What is expected: Quote, without any change, the line that contains "Type out the text in this image." and all lines that follow it to the end of the data below.
— Start of Supplied data —
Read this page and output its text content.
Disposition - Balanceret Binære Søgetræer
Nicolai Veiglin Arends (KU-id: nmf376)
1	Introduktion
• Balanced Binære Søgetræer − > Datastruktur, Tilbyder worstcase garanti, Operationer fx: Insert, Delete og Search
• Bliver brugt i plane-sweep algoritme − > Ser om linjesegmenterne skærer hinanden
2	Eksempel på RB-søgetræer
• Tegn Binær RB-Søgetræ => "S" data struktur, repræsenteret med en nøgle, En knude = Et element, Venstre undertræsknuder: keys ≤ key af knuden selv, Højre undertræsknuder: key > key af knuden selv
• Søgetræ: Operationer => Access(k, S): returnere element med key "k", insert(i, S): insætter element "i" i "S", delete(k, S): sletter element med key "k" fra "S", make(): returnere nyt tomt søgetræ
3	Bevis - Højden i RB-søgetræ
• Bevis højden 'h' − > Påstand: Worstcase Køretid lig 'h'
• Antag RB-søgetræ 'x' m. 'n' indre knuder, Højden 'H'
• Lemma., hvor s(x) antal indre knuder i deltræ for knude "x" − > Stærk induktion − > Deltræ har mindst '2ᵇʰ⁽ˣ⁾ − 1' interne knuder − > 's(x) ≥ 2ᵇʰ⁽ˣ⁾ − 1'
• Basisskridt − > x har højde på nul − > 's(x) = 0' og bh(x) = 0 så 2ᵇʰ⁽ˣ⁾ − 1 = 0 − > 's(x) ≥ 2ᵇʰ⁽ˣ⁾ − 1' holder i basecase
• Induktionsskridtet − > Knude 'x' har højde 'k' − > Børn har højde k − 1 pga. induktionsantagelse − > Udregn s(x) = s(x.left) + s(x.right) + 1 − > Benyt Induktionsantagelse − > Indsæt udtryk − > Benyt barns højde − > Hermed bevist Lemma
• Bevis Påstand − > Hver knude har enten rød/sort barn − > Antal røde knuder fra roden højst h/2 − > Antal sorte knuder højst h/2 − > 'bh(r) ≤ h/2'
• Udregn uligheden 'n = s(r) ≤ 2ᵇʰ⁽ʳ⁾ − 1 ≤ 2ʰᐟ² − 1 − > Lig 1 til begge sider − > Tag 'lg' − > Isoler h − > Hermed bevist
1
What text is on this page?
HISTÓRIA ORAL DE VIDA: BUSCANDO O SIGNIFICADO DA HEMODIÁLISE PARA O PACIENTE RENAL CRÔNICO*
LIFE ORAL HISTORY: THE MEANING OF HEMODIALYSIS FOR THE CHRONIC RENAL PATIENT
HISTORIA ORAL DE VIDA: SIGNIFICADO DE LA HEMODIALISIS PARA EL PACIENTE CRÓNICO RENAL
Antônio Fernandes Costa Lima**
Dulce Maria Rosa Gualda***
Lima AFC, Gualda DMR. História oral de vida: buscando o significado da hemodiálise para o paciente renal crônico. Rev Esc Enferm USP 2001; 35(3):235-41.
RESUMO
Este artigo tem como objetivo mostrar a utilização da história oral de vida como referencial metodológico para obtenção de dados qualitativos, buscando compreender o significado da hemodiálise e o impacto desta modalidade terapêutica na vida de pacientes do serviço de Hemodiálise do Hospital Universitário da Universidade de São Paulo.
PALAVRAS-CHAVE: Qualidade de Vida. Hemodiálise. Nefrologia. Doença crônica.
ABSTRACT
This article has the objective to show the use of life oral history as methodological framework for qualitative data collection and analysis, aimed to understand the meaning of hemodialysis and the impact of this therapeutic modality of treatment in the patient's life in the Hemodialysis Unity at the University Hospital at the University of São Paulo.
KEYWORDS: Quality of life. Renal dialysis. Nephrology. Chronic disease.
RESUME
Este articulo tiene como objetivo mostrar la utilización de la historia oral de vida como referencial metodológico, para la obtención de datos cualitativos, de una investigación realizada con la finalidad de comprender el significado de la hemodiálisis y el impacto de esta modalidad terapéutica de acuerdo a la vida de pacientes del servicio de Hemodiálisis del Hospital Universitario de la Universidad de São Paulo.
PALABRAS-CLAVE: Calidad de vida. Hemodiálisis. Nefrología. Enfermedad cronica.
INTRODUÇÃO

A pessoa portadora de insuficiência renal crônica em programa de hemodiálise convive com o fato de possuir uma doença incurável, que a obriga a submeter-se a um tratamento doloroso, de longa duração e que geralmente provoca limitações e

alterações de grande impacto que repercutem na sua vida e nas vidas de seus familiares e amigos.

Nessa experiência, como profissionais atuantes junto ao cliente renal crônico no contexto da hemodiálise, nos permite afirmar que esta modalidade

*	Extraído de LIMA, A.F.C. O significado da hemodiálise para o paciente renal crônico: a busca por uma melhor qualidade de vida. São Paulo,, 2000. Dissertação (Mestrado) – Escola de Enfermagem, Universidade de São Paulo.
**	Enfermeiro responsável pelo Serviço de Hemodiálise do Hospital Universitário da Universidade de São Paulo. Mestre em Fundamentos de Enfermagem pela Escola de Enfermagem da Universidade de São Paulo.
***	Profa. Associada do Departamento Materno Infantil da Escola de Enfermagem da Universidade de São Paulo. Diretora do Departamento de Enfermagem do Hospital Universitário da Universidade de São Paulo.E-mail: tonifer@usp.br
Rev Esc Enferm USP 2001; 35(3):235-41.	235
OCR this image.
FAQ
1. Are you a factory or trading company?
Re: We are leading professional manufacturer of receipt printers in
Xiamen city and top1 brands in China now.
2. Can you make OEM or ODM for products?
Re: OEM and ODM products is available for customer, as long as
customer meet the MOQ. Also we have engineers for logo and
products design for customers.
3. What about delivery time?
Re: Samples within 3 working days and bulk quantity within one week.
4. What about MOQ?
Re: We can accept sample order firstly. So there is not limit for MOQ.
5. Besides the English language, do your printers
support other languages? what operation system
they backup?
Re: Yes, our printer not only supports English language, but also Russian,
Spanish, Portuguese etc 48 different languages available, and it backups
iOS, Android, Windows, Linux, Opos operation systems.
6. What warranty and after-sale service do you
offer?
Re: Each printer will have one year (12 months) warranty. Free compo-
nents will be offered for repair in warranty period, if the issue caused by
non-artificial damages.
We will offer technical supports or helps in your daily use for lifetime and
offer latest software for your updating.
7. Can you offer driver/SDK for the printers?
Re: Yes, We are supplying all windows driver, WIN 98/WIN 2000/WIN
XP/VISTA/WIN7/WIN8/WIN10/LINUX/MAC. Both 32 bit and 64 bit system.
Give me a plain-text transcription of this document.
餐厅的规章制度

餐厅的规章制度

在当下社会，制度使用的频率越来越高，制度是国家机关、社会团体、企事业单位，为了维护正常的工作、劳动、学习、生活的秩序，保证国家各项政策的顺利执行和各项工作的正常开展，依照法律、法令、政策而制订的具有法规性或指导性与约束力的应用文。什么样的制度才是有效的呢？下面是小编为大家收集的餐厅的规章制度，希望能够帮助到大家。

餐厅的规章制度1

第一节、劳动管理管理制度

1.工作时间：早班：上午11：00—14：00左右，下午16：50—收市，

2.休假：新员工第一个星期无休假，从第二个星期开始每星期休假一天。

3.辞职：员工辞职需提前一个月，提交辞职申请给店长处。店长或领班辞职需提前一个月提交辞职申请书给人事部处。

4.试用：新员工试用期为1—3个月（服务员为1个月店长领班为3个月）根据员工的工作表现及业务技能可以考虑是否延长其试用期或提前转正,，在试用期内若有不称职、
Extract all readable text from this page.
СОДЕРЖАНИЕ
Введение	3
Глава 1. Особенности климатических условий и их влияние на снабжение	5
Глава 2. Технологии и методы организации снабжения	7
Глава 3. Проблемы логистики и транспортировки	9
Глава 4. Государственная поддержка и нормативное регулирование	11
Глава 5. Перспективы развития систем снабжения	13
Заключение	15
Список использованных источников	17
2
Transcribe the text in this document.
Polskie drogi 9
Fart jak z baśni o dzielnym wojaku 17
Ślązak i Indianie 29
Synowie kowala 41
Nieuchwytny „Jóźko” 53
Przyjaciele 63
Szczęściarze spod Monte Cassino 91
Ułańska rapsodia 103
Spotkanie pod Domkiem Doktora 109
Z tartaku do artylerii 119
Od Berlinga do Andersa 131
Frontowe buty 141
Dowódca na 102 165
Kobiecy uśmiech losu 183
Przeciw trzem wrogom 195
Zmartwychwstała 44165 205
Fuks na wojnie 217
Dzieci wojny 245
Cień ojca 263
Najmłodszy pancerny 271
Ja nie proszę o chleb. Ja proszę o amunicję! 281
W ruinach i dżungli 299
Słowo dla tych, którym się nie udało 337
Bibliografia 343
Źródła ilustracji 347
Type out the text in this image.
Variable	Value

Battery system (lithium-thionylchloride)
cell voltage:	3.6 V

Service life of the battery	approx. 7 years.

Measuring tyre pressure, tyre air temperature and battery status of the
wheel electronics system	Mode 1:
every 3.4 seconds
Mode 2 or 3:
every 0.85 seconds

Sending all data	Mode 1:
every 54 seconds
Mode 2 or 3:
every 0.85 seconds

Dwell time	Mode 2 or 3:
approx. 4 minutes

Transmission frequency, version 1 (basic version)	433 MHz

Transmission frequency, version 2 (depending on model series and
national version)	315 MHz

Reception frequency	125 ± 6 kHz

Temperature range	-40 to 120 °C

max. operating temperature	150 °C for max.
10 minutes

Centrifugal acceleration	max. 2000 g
— End of Supplied data —
Finished task:
Type out the text in this image.
Variable	Value

Battery system (lithium-thionylchloride)
cell voltage:	3.6 V

Service life of the battery	approx. 7 years.

Measuring tyre pressure, tyre air temperature and battery status of the
wheel electronics system	Mode 1:
every 3.4 seconds
Mode 2 or 3:
every 0.85 seconds

Sending all data	Mode 1:
every 54 seconds
Mode 2 or 3:
every 0.85 seconds

Dwell time	Mode 2 or 3:
approx. 4 minutes

Transmission frequency, version 1 (basic version)	433 MHz

Transmission frequency, version 2 (depending on model series and
national version)	315 MHz

Reception frequency	125 ± 6 kHz

Temperature range	-40 to 120 °C

max. operating temperature	150 °C for max.
10 minutes

Centrifugal acceleration	max. 2000 g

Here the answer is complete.